## [Recorded data]
□ □ □
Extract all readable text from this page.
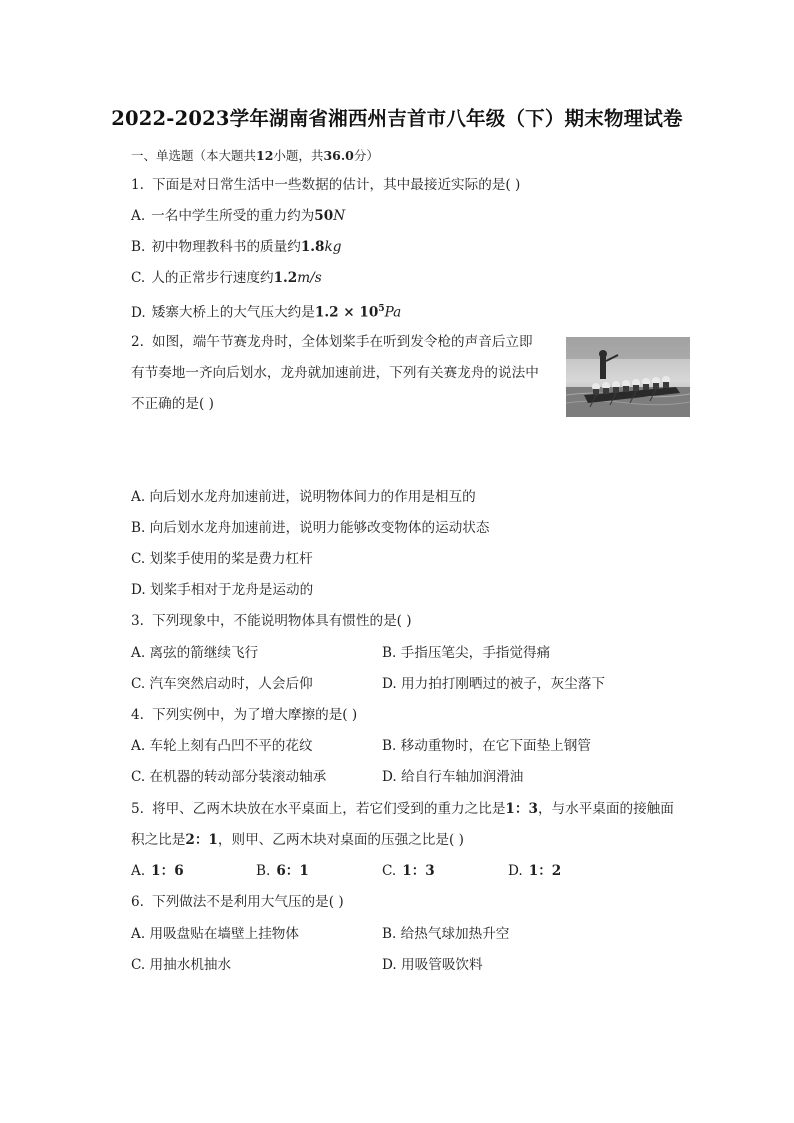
2022-2023学年湖南省湘西州吉首市八年级（下）期末物理试卷
一、单选题（本大题共12小题，共36.0分）
1. 下面是对日常生活中一些数据的估计，其中最接近实际的是( )
A. 一名中学生所受的重力约为50N
B. 初中物理教科书的质量约1.8kg
C. 人的正常步行速度约1.2m/s
D. 矮寨大桥上的大气压大约是$1.2 \times 10^5Pa$
2. 如图，端午节赛龙舟时，全体划桨手在听到发令枪的声音后立即
有节奏地一齐向后划水，龙舟就加速前进，下列有关赛龙舟的说法中
不正确的是( )
A. 向后划水龙舟加速前进，说明物体间力的作用是相互的
B. 向后划水龙舟加速前进，说明力能够改变物体的运动状态
C. 划桨手使用的桨是费力杠杆
D. 划桨手相对于龙舟是运动的
3. 下列现象中，不能说明物体具有惯性的是( )
A. 离弦的箭继续飞行	B. 手指压笔尖，手指觉得痛
C. 汽车突然启动时，人会后仰	D. 用力拍打刚晒过的被子，灰尘落下
4. 下列实例中，为了增大摩擦的是( )
A. 车轮上刻有凸凹不平的花纹	B. 移动重物时，在它下面垫上钢管
C. 在机器的转动部分装滚动轴承	D. 给自行车轴加润滑油
5. 将甲、乙两木块放在水平桌面上，若它们受到的重力之比是1：3，与水平桌面的接触面
积之比是2：1，则甲、乙两木块对桌面的压强之比是( )
A. 1：6	B. 6：1	C. 1：3	D. 1：2
6. 下列做法不是利用大气压的是( )
A. 用吸盘贴在墙壁上挂物体	B. 给热气球加热升空
C. 用抽水机抽水	D. 用吸管吸饮料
□ □ □
Repeat the data exactly, excluding the pictures.

Extract all readable text from this page.
2022-2023学年湖南省湘西州吉首市八年级（下）期末物理试卷
一、单选题（本大题共12小题，共36.0分）
1. 下面是对日常生活中一些数据的估计，其中最接近实际的是( )
A. 一名中学生所受的重力约为50N
B. 初中物理教科书的质量约1.8kg
C. 人的正常步行速度约1.2m/s
D. 矮寨大桥上的大气压大约是$1.2 \times 10^5Pa$
2. 如图，端午节赛龙舟时，全体划桨手在听到发令枪的声音后立即
有节奏地一齐向后划水，龙舟就加速前进，下列有关赛龙舟的说法中
不正确的是( )
A. 向后划水龙舟加速前进，说明物体间力的作用是相互的
B. 向后划水龙舟加速前进，说明力能够改变物体的运动状态
C. 划桨手使用的桨是费力杠杆
D. 划桨手相对于龙舟是运动的
3. 下列现象中，不能说明物体具有惯性的是( )
A. 离弦的箭继续飞行	B. 手指压笔尖，手指觉得痛
C. 汽车突然启动时，人会后仰	D. 用力拍打刚晒过的被子，灰尘落下
4. 下列实例中，为了增大摩擦的是( )
A. 车轮上刻有凸凹不平的花纹	B. 移动重物时，在它下面垫上钢管
C. 在机器的转动部分装滚动轴承	D. 给自行车轴加润滑油
5. 将甲、乙两木块放在水平桌面上，若它们受到的重力之比是1：3，与水平桌面的接触面
积之比是2：1，则甲、乙两木块对桌面的压强之比是( )
A. 1：6	B. 6：1	C. 1：3	D. 1：2
6. 下列做法不是利用大气压的是( )
A. 用吸盘贴在墙壁上挂物体	B. 给热气球加热升空
C. 用抽水机抽水	D. 用吸管吸饮料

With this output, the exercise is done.